**Partes do exercício**
• A. Cite da resenha sobre Palácio do Fim tudo o que vai desde "A fatura do" até "a sua transformação.".
• B. Segundo a resenha sobre Palácio do Fim, qual é a nacionalidade da autora da peça?
• C. Prossiga a resenha sobre Palácio do Fim a partir da última frase apresentada.

**Fonte**
________________
Homens banais de todo o mundo, uni-vos, correi, tomai de assalto o teatro. Uma nova era desponta diante dos nossos olhos: um tempo em que os seres humanos, cidadãos comuns, plebeus sem eira nem beira, camelôs do cotidiano, começam a enfrentar – e a pensar – a velha alta política, inimiga das gentes das ruas, inimiga da vida. O novo poder começou a surgir, está no ar, eletriza o planeta, incendeia as praças. Além das passeatas, das justas reivindicações por mudanças, do anseio por uma Humanidade nova, ele permite a criação de obras primas na arte, como este Palácio do Fim, de Judith Thompson. Nele, um texto de impacto, resultado de um novo formato de dramaturgia, alicerça uma encenação fenomenal, obra poética que integrará os compêndios de História de teatro do país.

 

Trata-se, portanto, de uma jóia absoluta, demonstração da mais requintada ourivesaria teatral, do texto aos mínimos gestos, aos menores filigranas de som e de luz. Todo brasileiro que se considera cidadão do mundo, hoje, tem um compromisso áureo consigo próprio: ver esta montagem. E vale frisar um detalhe importante – a explosiva alquimia de razão e emoção impõe ao figurino do espectador um acessório imprescindível, é essencial levar um lenço. Você vai chorar, mas não se assuste – é um choro límpido, de libertação, de entrega ao melhor do mundo, ao melhor teatro de nosso tempo. Comentar o espetáculo é uma tarefa extensa, a razão crítica necessita dimensionar a inteligência aguda exposta em cena, atestado de maturidade técnica e poética do teatro brasileiro.

 

Palácio do Fim se impõe como obra de excelência e a afirmação não pode figurar como simples operação retórica, significa reconhecer um redemoinho inacreditável de qualidades e acertos. De saída, a escolha da peça é um grande trunfo, o texto é uma amostra radical da melhor dramaturgia contemporânea naquilo que a dramaturgia precisa ser, ação e fala acerca de seu próprio tempo. A autora canadense, consagrada escritora e professora universitária, é uma intelectual sintonizada com as voltas do mundo hoje.

 

A fatura do texto foi concebida a partir de três eixos – a informação cotidiana disponível nos jornais, a ótica do homem comum diante das notícias e a hipótese de representação teatral do universo social da mídia em atrito com o jogo da História, a hipótese de um teatro novo. O procedimento técnico explorado foi a transformação de manchetes em monólogos teatrais, um formato de docu-drama peculiar, em que os fatos narrados e representados são pretextos – ou álibis – para a proposição de uma visão poética do mundo pertinente à vida do cidadão. Em pauta, um teatro político inteiramente novo, preocupado em questionar a estrutura sensível das pessoas e distante do engajamento/ação imediatos, ou seja, uma forma nova admirável de teatro revolucionário. O que se deseja é o diálogo sentimental com cada pessoa, a hipótese de perguntar sobre a sua transformação.
________________
**Registros de anotação de layout**

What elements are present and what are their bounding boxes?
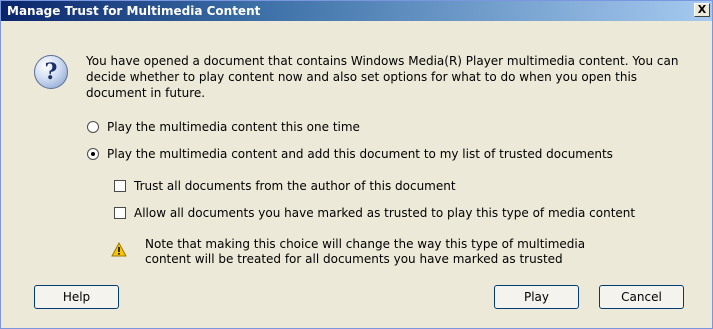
checkbox-trust-author-box[interactable]	[114, 180, 126, 192]
radio-play-and-trust[interactable]: Play the multimedia content and add this…	[87, 147, 613, 161]
checkbox-allow-all-box[interactable]	[114, 207, 126, 219]
question-icon: ?	[34, 55, 68, 89]
close-button[interactable]: X	[694, 3, 710, 17]
radio-play-once-button[interactable]	[87, 121, 99, 133]
radio-play-once[interactable]: Play the multimedia content this one tim…	[87, 120, 360, 134]
radio-play-and-trust-button[interactable]	[87, 148, 99, 160]
cancel-button[interactable]: Cancel	[599, 285, 684, 309]
intro-message: You have opened a document that contains…	[86, 54, 679, 100]
checkbox-allow-all[interactable]: Allow all documents you have marked as t…	[114, 206, 635, 220]
warning-icon	[111, 242, 127, 257]
manage-trust-dialog: Manage Trust for Multimedia Content X ? …	[0, 0, 713, 329]
title-bar[interactable]: Manage Trust for Multimedia Content X	[1, 1, 712, 21]
warning-note: Note that making this choice will change…	[145, 237, 586, 266]
radio-play-and-trust-label: Play the multimedia content and add this…	[107, 147, 613, 161]
play-button[interactable]: Play	[494, 285, 579, 309]
checkbox-trust-author[interactable]: Trust all documents from the author of t…	[114, 179, 456, 193]
window-title: Manage Trust for Multimedia Content	[7, 4, 261, 18]
checkbox-allow-all-label: Allow all documents you have marked as t…	[134, 206, 636, 220]
checkbox-trust-author-label: Trust all documents from the author of t…	[134, 179, 456, 193]
radio-play-once-label: Play the multimedia content this one tim…	[107, 120, 360, 134]
help-button[interactable]: Help	[34, 285, 119, 309]
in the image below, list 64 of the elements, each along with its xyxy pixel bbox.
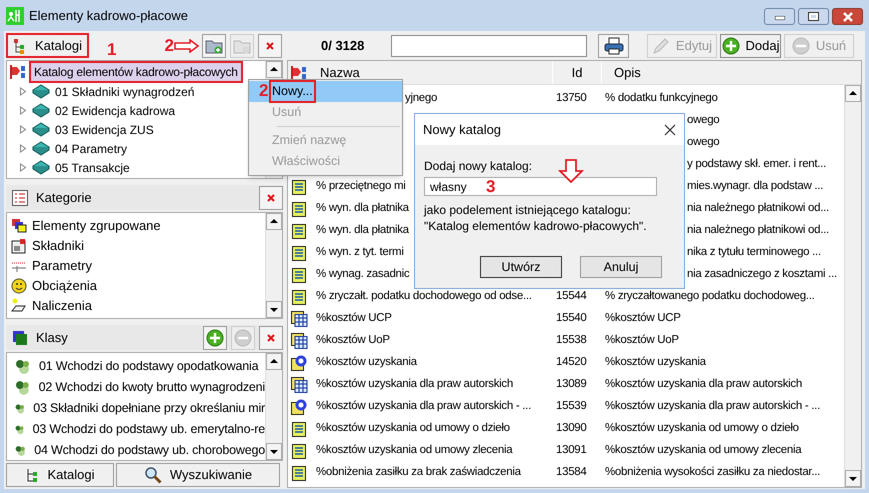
________________
**Respostas esperadas**
• A.
A fatura do texto foi concebida a partir de três eixos – a informação cotidiana disponível nos jornais, a ótica do homem comum diante das notícias e a hipótese de representação teatral do universo social da mídia em atrito com o jogo da História, a hipótese de um teatro novo. O procedimento técnico explorado foi a transformação de manchetes em monólogos teatrais, um formato de docu-drama peculiar, em que os fatos narrados e representados são pretextos – ou álibis – para a proposição de uma visão poética do mundo pertinente à vida do cidadão. Em pauta, um teatro político inteiramente novo, preocupado em questionar a estrutura sensível das pessoas e distante do engajamento/ação imediatos, ou seja, uma forma nova admirável de teatro revolucionário. O que se deseja é o diálogo sentimental com cada pessoa, a hipótese de perguntar sobre a sua transformação.

• B. A autora é canadense.

• C.
 

A direção de José Wilker – um histórico homem-revolução do teatro brasileiro, um dos esteios do Teatro Ipanema (1959-1979) – revela uma percepção aguda do sentido do texto. Em sua abordagem, a obra da dramaturga ganhou contundência ainda maior graças a uma nova combinação dos monólogos originais propostos; em lugar de seguirem em sequencia direta, os relatos foram mesclados com engenho e sensibilidade a um tal ponto que a pergunta básica da peça aflorou de maneira impactante. Quer dizer – ao fazer a cena girar ao redor de informações mais ou menos veiculadas a propósito da guerra do Iraque, sob três ângulos diferentes, em aparência descontínuos, em lugar de trabalhar com discursos contínuos encerrados em si, o diretor leva o espectador a se defrontar de forma decidida com os limites de sua percepção do mundo, a sua percepção racional e sentimental. Não há chance de um refúgio afetivo simples.

 

Automaticamente, surge a incômoda pergunta: o que o ser humano permite que se faça em seu nome e com a sua inteligência? Como se dá o uso criminoso da percepção comum, o uso dos cidadãos para fabricar o poder de poucos, instaurar a morte? O quê afinal cada um permite fazer com sua vida e a vida dos outros? A projeção em cena desta visão poética desconcertante foi obtida com olhos de cirurgião, um cálculo preciso para costurar firme os discursos das personagens e os devaneios da alma do mundo, atribuir-lhes um eixo comum.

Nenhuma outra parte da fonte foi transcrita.